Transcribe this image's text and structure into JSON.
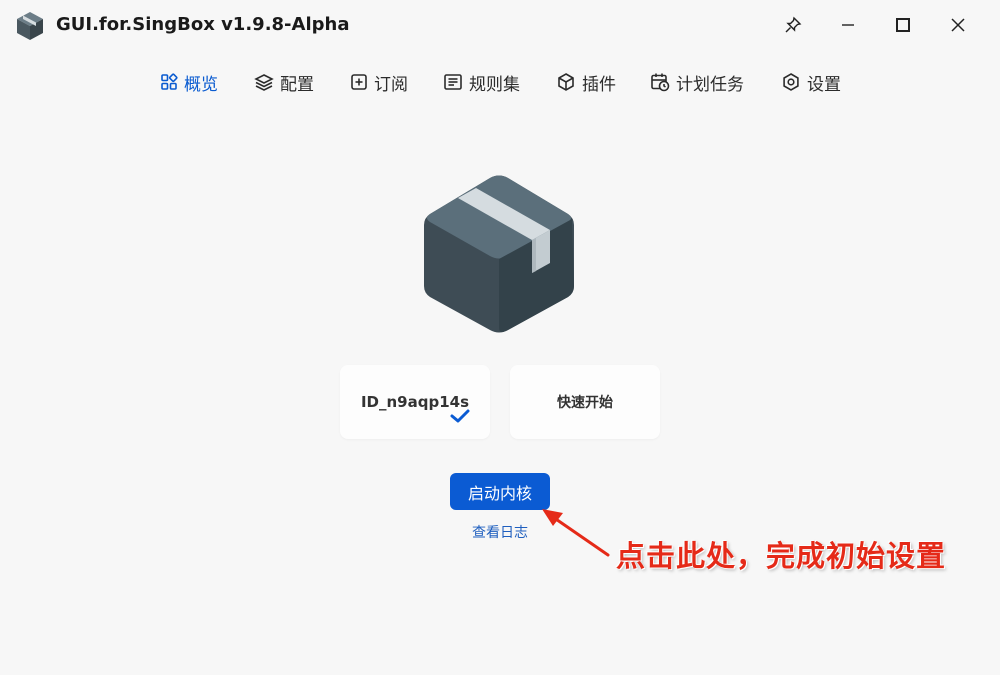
{
  "window": {
    "title": "GUI.for.SingBox v1.9.8-Alpha",
    "controls": [
      "pin-icon",
      "minimize-icon",
      "maximize-icon",
      "close-icon"
    ]
  },
  "nav": {
    "items": [
      {
        "label": "概览",
        "icon": "overview-grid-icon",
        "active": true
      },
      {
        "label": "配置",
        "icon": "layers-icon",
        "active": false
      },
      {
        "label": "订阅",
        "icon": "subscribe-plus-icon",
        "active": false
      },
      {
        "label": "规则集",
        "icon": "ruleset-icon",
        "active": false
      },
      {
        "label": "插件",
        "icon": "plugin-cube-icon",
        "active": false
      },
      {
        "label": "计划任务",
        "icon": "calendar-clock-icon",
        "active": false
      },
      {
        "label": "设置",
        "icon": "settings-gear-icon",
        "active": false
      }
    ]
  },
  "main": {
    "hero_icon": "package-box-icon",
    "profile_card": {
      "label": "ID_n9aqp14s",
      "selected": true
    },
    "quick_start_card": {
      "label": "快速开始"
    },
    "start_button": "启动内核",
    "view_logs": "查看日志"
  },
  "annotation": {
    "text": "点击此处，完成初始设置",
    "color": "#e52a18"
  },
  "colors": {
    "accent": "#0b5bd3",
    "background": "#f7f7f7",
    "box_dark": "#3e4c55",
    "box_light": "#5a6e79",
    "tape": "#d3dade"
  }
}
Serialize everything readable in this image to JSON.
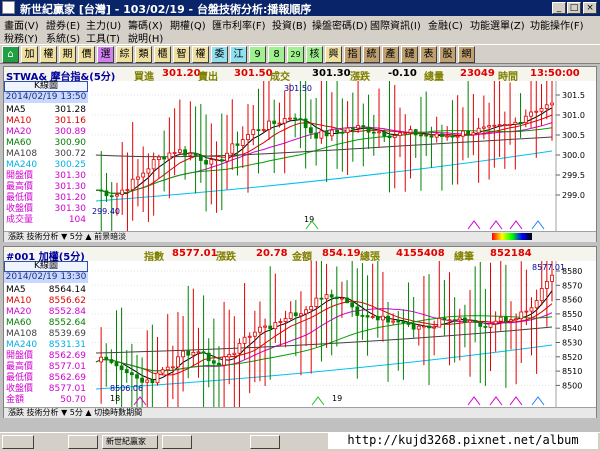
{
  "window": {
    "title": "新世紀贏家 [台灣] - 103/02/19 - 台盤技術分析:播報順序",
    "buttons": [
      "_",
      "□",
      "×"
    ]
  },
  "menu": {
    "row1": [
      "畫面(V)",
      "證券(E)",
      "主力(U)",
      "籌碼(X)",
      "期權(Q)",
      "匯市利率(F)",
      "投資(B)",
      "操盤密碼(D)",
      "國際資訊(I)",
      "金融(C)",
      "功能選單(Z)",
      "功能操作(F)"
    ],
    "row2": [
      "稅務(Y)",
      "系統(S)",
      "工具(T)",
      "說明(H)"
    ]
  },
  "toolbar": [
    "加",
    "權",
    "期",
    "價",
    "選",
    "綜",
    "類",
    "櫃",
    "智",
    "權",
    "委",
    "江",
    "9",
    "8",
    "29",
    "核",
    "興",
    "指",
    "統",
    "產",
    "鏈",
    "表",
    "股",
    "網"
  ],
  "top": {
    "symbol": "STWA& 摩台指&(5分)",
    "bid_label": "買進",
    "bid": "301.20",
    "ask_label": "賣出",
    "ask": "301.50",
    "last_label": "成交",
    "last": "301.30",
    "chg_label": "漲跌",
    "chg": "-0.10",
    "vol_label": "總量",
    "vol": "23049",
    "time_label": "時間",
    "time": "13:50:00",
    "box_title": "K線圖",
    "box_date": "2014/02/19 13:50",
    "rows": [
      {
        "k": "MA5",
        "v": "301.28",
        "c": "#000000"
      },
      {
        "k": "MA10",
        "v": "301.16",
        "c": "#e00000"
      },
      {
        "k": "MA20",
        "v": "300.89",
        "c": "#d000d0"
      },
      {
        "k": "MA60",
        "v": "300.90",
        "c": "#008000"
      },
      {
        "k": "MA108",
        "v": "300.72",
        "c": "#404040"
      },
      {
        "k": "MA240",
        "v": "300.25",
        "c": "#00b0e0"
      },
      {
        "k": "開盤價",
        "v": "301.30",
        "c": "#d000d0"
      },
      {
        "k": "最高價",
        "v": "301.30",
        "c": "#d000d0"
      },
      {
        "k": "最低價",
        "v": "301.20",
        "c": "#d000d0"
      },
      {
        "k": "收盤價",
        "v": "301.30",
        "c": "#d000d0"
      },
      {
        "k": "成交量",
        "v": "104",
        "c": "#d000d0"
      }
    ],
    "high_label": "301.50",
    "low_label": "299.40",
    "day_label": "19",
    "yaxis": [
      "301.5",
      "301.0",
      "300.5",
      "300.0",
      "299.5",
      "299.0"
    ],
    "status": "漲跌  技術分析 ▼  5分  ▲  前景暗淡"
  },
  "bottom": {
    "symbol": "#001 加權(5分)",
    "idx_label": "指數",
    "idx": "8577.01",
    "chg_label": "漲跌",
    "chg": "20.78",
    "amt_label": "金額",
    "amt": "854.19",
    "vol_label": "總張",
    "vol": "4155408",
    "cnt_label": "總筆",
    "cnt": "852184",
    "box_title": "K線圖",
    "box_date": "2014/02/19 13:30",
    "rows": [
      {
        "k": "MA5",
        "v": "8564.14",
        "c": "#000000"
      },
      {
        "k": "MA10",
        "v": "8556.62",
        "c": "#e00000"
      },
      {
        "k": "MA20",
        "v": "8552.84",
        "c": "#d000d0"
      },
      {
        "k": "MA60",
        "v": "8552.64",
        "c": "#008000"
      },
      {
        "k": "MA108",
        "v": "8539.69",
        "c": "#404040"
      },
      {
        "k": "MA240",
        "v": "8531.31",
        "c": "#00b0e0"
      },
      {
        "k": "開盤價",
        "v": "8562.69",
        "c": "#d000d0"
      },
      {
        "k": "最高價",
        "v": "8577.01",
        "c": "#d000d0"
      },
      {
        "k": "最低價",
        "v": "8562.69",
        "c": "#d000d0"
      },
      {
        "k": "收盤價",
        "v": "8577.01",
        "c": "#d000d0"
      },
      {
        "k": "金額",
        "v": "50.70",
        "c": "#d000d0"
      }
    ],
    "high_label": "8577.01",
    "low_label": "8506.06",
    "day_label1": "18",
    "day_label2": "19",
    "yaxis": [
      "8580",
      "8570",
      "8560",
      "8550",
      "8540",
      "8530",
      "8520",
      "8510",
      "8500"
    ],
    "status": "漲跌  技術分析 ▼  5分  ▲  切換時數期間"
  },
  "taskbar": {
    "items": [
      "",
      "",
      "新世紀贏家",
      "",
      ""
    ]
  },
  "watermark": "http://kujd3268.pixnet.net/album",
  "colors": {
    "up": "#e00000",
    "down": "#008000",
    "ma5": "#000000",
    "ma10": "#e00000",
    "ma20": "#d000d0",
    "ma60": "#00a000",
    "ma108": "#404040",
    "ma240": "#00c0f0"
  }
}
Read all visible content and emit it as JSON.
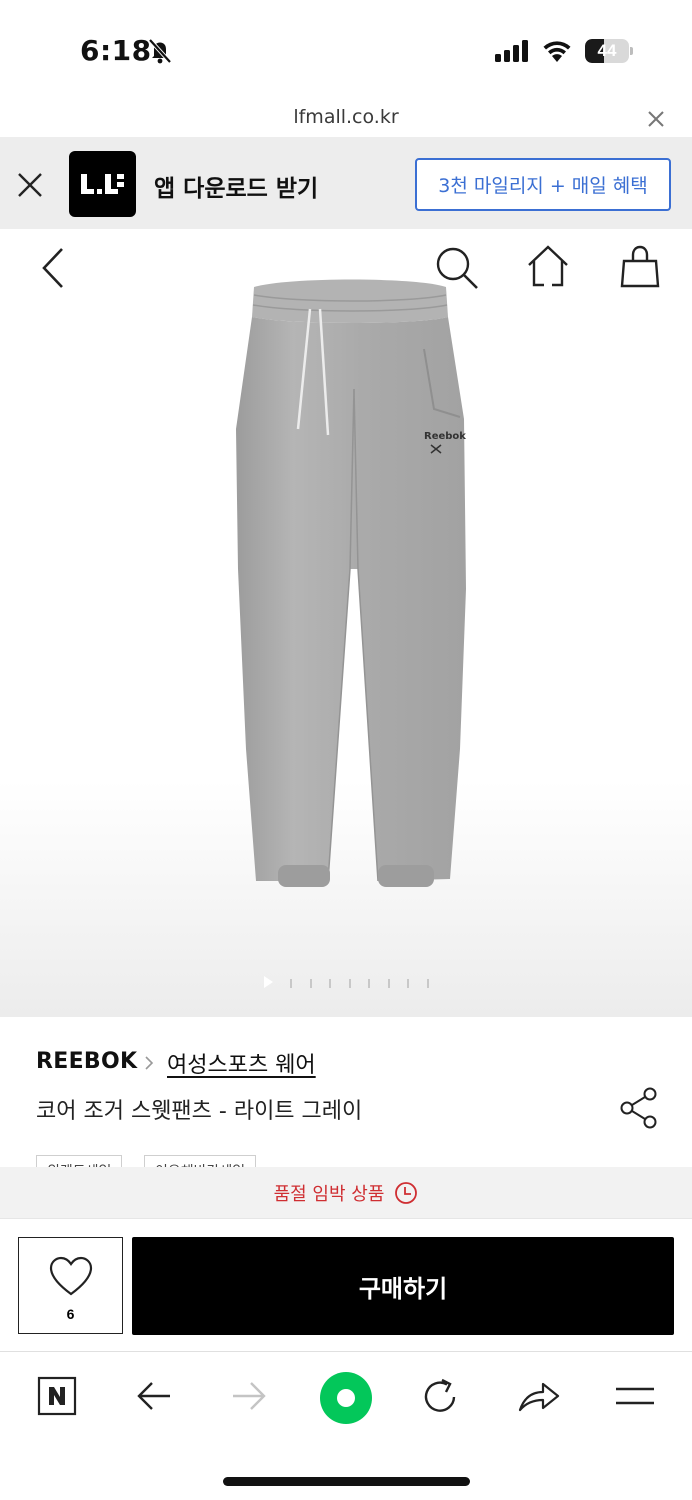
{
  "status_bar": {
    "time": "6:18",
    "battery_level": "44",
    "battery_fraction": 0.44
  },
  "url_bar": {
    "url": "lfmall.co.kr"
  },
  "app_banner": {
    "title": "앱 다운로드 받기",
    "cta_label": "3천 마일리지 + 매일 혜택"
  },
  "gallery": {
    "image_alt": "Reebok light grey jogger sweatpants",
    "page_count": 9,
    "current_page": 1
  },
  "product": {
    "brand": "REEBOK",
    "category": "여성스포츠 웨어",
    "name": "코어 조거 스웻팬츠 - 라이트 그레이",
    "tags": [
      "위켄드세일",
      "이유체반값세일"
    ]
  },
  "soldout_notice": "품절 임박 상품",
  "purchase_bar": {
    "like_count": "6",
    "buy_label": "구매하기"
  },
  "colors": {
    "accent_blue": "#3b6fd3",
    "soldout_red": "#cf2e32",
    "naver_green": "#03c75a",
    "buy_button": "#000000"
  }
}
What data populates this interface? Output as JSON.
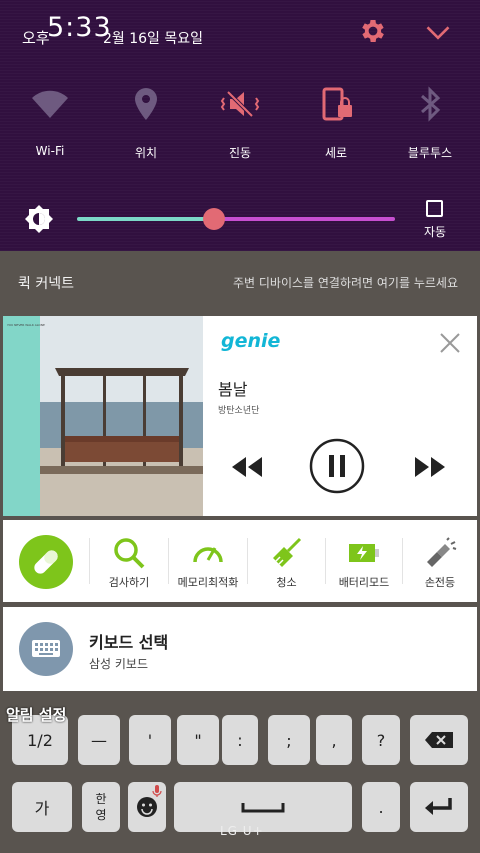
{
  "status": {
    "ampm": "오후",
    "time": "5:33",
    "date": "2월 16일 목요일"
  },
  "quick_settings": {
    "toggles": [
      {
        "label": "Wi-Fi",
        "icon": "wifi-icon"
      },
      {
        "label": "위치",
        "icon": "location-icon"
      },
      {
        "label": "진동",
        "icon": "vibrate-icon"
      },
      {
        "label": "세로",
        "icon": "rotation-lock-icon"
      },
      {
        "label": "블루투스",
        "icon": "bluetooth-icon"
      }
    ],
    "brightness_level": 0.43,
    "auto_label": "자동",
    "colors": {
      "icon_accent": "#e26a74",
      "panel_bg": "#31103f"
    }
  },
  "quick_connect": {
    "title": "퀵 커넥트",
    "hint": "주변 디바이스를 연결하려면 여기를 누르세요"
  },
  "music": {
    "app": "genie",
    "song": "봄날",
    "artist": "방탄소년단",
    "state": "playing"
  },
  "tools": [
    {
      "label": "검사하기",
      "icon": "search-icon"
    },
    {
      "label": "메모리최적화",
      "icon": "gauge-icon"
    },
    {
      "label": "청소",
      "icon": "broom-icon"
    },
    {
      "label": "배터리모드",
      "icon": "battery-icon"
    },
    {
      "label": "손전등",
      "icon": "flashlight-icon"
    }
  ],
  "keyboard_notification": {
    "title": "키보드 선택",
    "subtitle": "삼성 키보드"
  },
  "notification_settings": "알림 설정",
  "keyboard": {
    "row1": [
      "1/2",
      "—",
      "'",
      "\"",
      ":",
      ";",
      ",",
      "?"
    ],
    "lang_top": "한",
    "lang_bottom": "영",
    "key_ga": "가",
    "dot": "."
  },
  "carrier": "LG U+"
}
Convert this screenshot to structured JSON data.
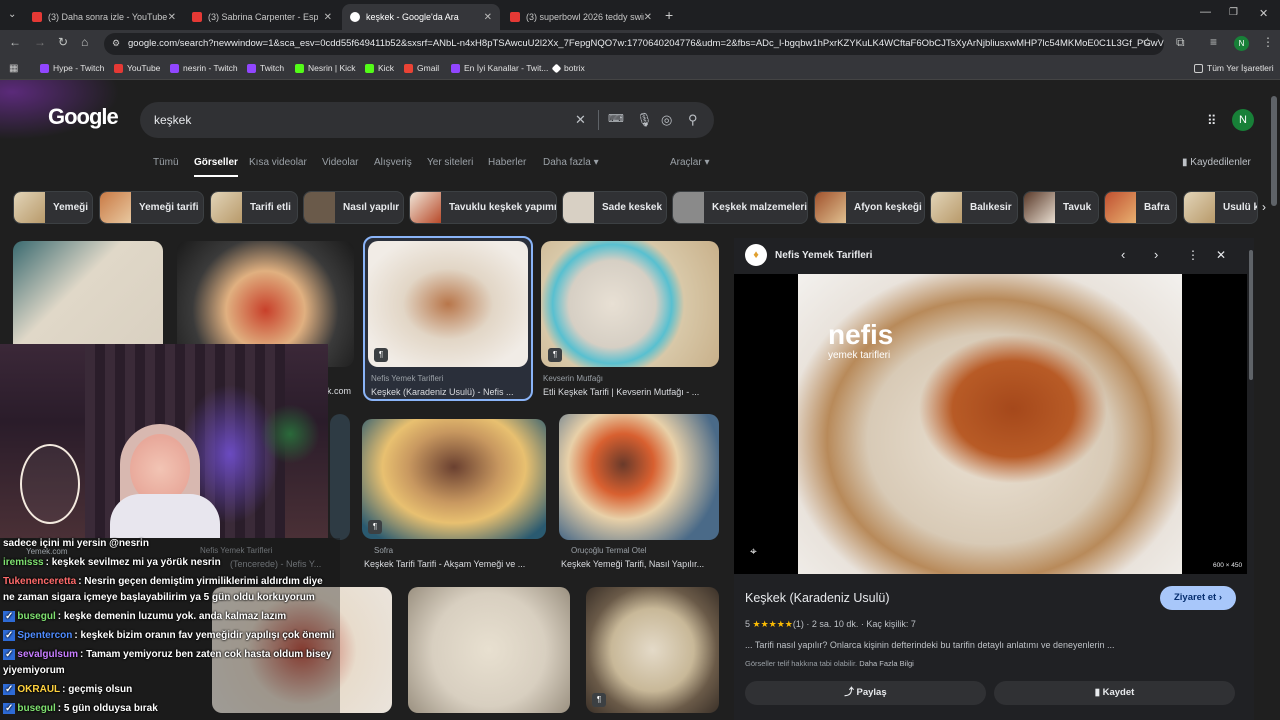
....
EXERCISE
With pictures omitted, copy exactly the lines from the one containing "What data populates" through the final line of the listing, both included.

FINAL ANSWER
What data populates this interface? Output as JSON.
{
  "status": {
    "ampm": "오후",
    "time": "5:33",
    "date": "2월 16일 목요일"
  },
  "quick_settings": {
    "toggles": [
      {
        "label": "Wi-Fi",
        "icon": "wifi-icon"
      },
      {
        "label": "위치",
        "icon": "location-icon"
      },
      {
        "label": "진동",
        "icon": "vibrate-icon"
      },
      {
        "label": "세로",
        "icon": "rotation-lock-icon"
      },
      {
        "label": "블루투스",
        "icon": "bluetooth-icon"
      }
    ],
    "brightness_level": 0.43,
    "auto_label": "자동",
    "colors": {
      "icon_accent": "#e26a74",
      "panel_bg": "#31103f"
    }
  },
  "quick_connect": {
    "title": "퀵 커넥트",
    "hint": "주변 디바이스를 연결하려면 여기를 누르세요"
  },
  "music": {
    "app": "genie",
    "song": "봄날",
    "artist": "방탄소년단",
    "state": "playing"
  },
  "tools": [
    {
      "label": "검사하기",
      "icon": "search-icon"
    },
    {
      "label": "메모리최적화",
      "icon": "gauge-icon"
    },
    {
      "label": "청소",
      "icon": "broom-icon"
    },
    {
      "label": "배터리모드",
      "icon": "battery-icon"
    },
    {
      "label": "손전등",
      "icon": "flashlight-icon"
    }
  ],
  "keyboard_notification": {
    "title": "키보드 선택",
    "subtitle": "삼성 키보드"
  },
  "notification_settings": "알림 설정",
  "keyboard": {
    "row1": [
      "1/2",
      "—",
      "'",
      "\"",
      ":",
      ";",
      ",",
      "?"
    ],
    "lang_top": "한",
    "lang_bottom": "영",
    "key_ga": "가",
    "dot": "."
  },
  "carrier": "LG U+"
}
Convert this screenshot to structured JSON data.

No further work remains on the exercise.